TO DO: For every line in the records that has the word "arrow", make a copy.

(Items from a data source)
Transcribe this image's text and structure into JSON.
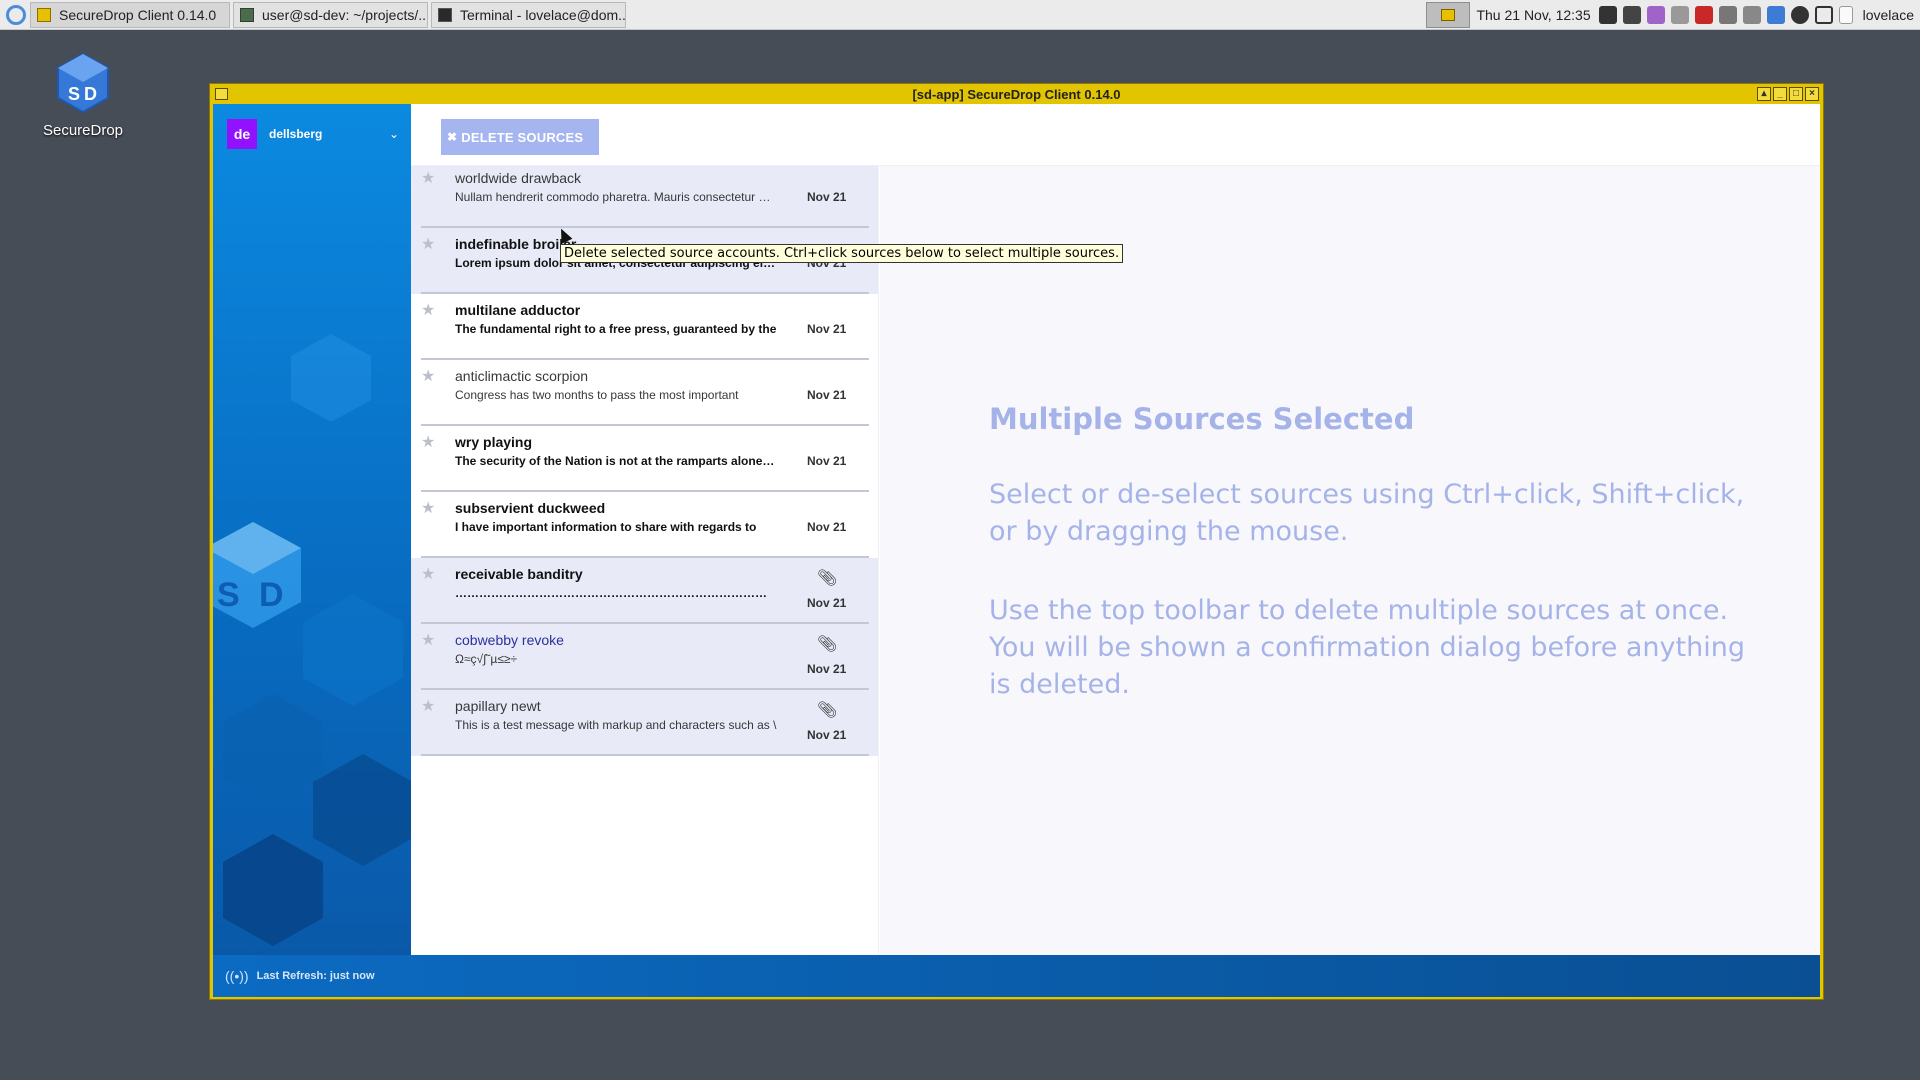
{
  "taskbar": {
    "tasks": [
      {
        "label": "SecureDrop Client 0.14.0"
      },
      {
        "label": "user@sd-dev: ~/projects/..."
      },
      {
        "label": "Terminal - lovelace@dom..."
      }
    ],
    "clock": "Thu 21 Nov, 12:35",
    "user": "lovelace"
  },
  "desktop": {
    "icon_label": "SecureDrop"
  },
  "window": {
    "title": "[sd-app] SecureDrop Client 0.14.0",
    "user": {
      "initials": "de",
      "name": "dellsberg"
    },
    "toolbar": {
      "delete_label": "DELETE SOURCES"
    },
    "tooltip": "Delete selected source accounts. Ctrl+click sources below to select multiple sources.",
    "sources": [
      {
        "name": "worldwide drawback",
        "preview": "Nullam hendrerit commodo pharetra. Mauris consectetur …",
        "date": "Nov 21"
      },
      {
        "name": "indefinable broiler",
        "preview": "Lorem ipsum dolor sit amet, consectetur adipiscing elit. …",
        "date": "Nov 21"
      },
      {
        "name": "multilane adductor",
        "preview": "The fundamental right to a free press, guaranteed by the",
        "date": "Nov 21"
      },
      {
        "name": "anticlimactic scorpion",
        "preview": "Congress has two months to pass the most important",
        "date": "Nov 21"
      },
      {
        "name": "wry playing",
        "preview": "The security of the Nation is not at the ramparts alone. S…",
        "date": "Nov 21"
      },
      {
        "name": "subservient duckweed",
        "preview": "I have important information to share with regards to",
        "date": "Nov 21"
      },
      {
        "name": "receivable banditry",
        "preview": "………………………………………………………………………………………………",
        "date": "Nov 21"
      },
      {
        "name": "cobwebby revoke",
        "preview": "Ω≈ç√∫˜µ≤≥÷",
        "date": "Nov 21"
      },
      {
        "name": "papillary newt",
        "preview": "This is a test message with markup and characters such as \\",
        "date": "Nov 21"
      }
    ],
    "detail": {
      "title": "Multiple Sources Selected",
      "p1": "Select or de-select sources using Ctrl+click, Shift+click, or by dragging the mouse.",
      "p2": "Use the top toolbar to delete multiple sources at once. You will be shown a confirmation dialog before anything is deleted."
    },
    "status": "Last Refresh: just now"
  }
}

--

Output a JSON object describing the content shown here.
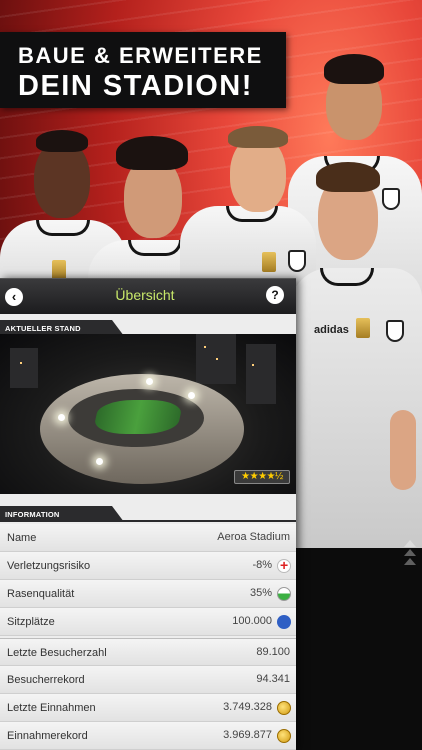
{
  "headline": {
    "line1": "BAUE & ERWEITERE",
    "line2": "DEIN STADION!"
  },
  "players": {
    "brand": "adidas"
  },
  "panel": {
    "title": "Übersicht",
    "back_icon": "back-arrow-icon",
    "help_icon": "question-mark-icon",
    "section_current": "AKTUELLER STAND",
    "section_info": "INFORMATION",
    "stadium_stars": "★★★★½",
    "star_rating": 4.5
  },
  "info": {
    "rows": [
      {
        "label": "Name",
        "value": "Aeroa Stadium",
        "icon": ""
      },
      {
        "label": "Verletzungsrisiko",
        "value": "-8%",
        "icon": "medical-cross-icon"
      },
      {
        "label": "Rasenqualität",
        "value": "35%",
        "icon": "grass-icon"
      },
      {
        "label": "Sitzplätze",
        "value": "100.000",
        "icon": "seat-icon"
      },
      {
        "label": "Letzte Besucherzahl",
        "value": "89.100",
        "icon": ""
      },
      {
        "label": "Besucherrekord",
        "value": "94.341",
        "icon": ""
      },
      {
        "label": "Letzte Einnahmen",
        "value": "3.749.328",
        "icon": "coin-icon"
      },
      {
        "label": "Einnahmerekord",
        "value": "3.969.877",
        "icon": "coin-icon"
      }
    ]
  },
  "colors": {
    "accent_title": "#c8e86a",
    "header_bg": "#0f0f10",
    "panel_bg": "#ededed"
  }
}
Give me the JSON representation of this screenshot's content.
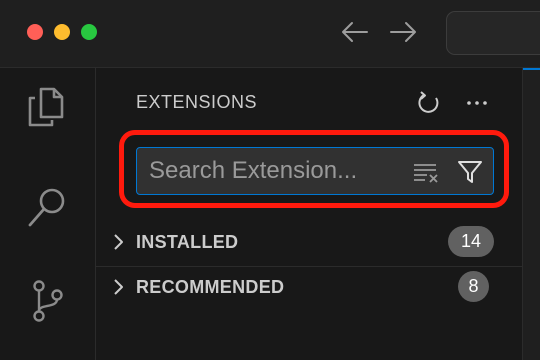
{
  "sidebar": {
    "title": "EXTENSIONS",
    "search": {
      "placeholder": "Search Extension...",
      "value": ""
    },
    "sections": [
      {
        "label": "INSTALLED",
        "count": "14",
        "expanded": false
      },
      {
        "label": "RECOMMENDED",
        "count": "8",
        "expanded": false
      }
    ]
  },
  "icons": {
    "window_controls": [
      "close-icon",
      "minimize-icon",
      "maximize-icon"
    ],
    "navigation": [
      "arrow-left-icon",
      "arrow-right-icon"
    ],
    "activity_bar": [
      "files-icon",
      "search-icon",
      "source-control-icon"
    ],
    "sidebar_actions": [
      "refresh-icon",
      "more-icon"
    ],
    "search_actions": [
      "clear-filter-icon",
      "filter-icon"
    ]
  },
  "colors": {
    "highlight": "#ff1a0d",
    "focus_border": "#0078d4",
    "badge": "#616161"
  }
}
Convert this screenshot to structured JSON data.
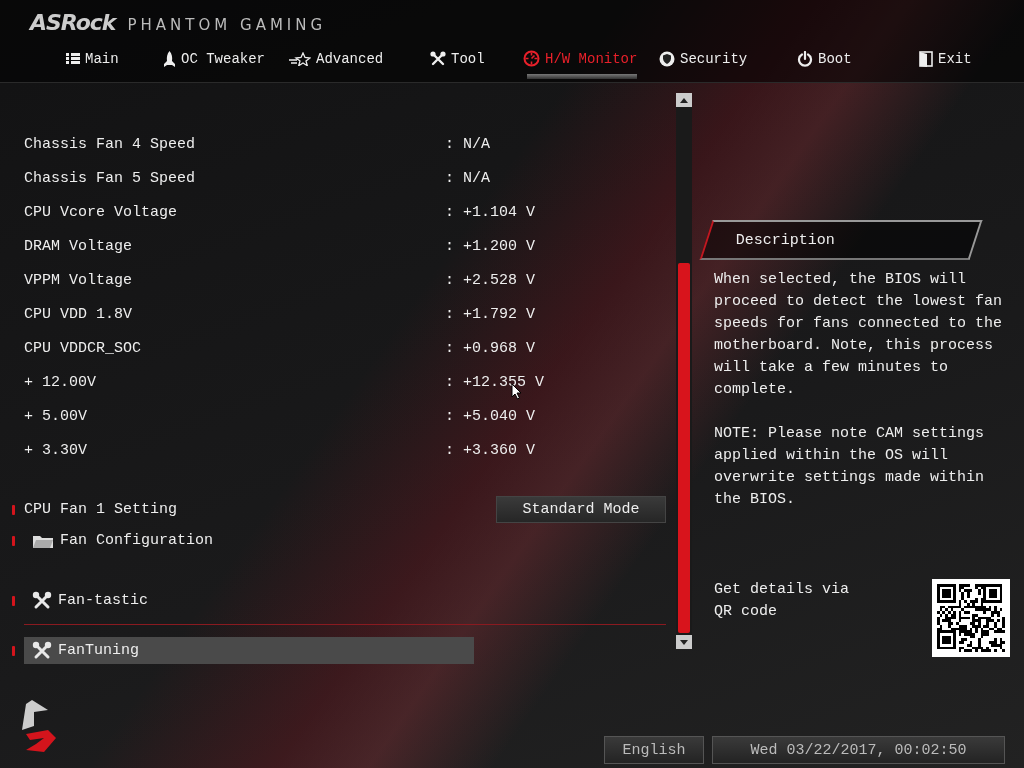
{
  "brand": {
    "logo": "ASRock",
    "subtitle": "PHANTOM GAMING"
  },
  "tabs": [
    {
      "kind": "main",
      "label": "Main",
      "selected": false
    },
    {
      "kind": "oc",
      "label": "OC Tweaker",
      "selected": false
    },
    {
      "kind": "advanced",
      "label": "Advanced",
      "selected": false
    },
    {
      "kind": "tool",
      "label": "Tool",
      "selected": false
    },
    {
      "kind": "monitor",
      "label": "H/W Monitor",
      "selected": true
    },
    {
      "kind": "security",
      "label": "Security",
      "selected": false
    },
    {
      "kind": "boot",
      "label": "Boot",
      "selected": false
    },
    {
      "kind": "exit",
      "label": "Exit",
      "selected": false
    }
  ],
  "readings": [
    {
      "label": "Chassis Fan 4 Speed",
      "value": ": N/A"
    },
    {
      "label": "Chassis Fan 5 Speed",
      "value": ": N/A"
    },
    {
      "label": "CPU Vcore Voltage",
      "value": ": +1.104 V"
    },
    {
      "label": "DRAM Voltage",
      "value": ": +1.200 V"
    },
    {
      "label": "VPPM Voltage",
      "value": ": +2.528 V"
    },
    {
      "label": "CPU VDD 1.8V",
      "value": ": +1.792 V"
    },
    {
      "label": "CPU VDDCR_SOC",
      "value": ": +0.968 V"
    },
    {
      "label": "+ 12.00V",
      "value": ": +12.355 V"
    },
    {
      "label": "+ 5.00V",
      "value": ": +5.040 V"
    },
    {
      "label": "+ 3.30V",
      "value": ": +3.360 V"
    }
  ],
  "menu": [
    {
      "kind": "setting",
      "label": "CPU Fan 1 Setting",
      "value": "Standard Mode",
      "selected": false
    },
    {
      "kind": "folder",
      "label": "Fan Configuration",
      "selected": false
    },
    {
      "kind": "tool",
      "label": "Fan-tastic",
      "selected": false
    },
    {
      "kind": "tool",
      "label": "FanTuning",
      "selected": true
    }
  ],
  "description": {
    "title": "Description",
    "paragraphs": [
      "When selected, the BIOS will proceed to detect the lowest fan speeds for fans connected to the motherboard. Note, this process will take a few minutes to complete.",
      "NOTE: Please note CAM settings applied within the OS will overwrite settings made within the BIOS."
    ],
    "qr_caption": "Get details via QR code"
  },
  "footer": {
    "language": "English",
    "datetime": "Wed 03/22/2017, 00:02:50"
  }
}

SOLUTION FOR THIS EXERCISE:
    "back_icon": "back-arrow-icon",
      "arrow-left-icon",
      "arrow-right-icon"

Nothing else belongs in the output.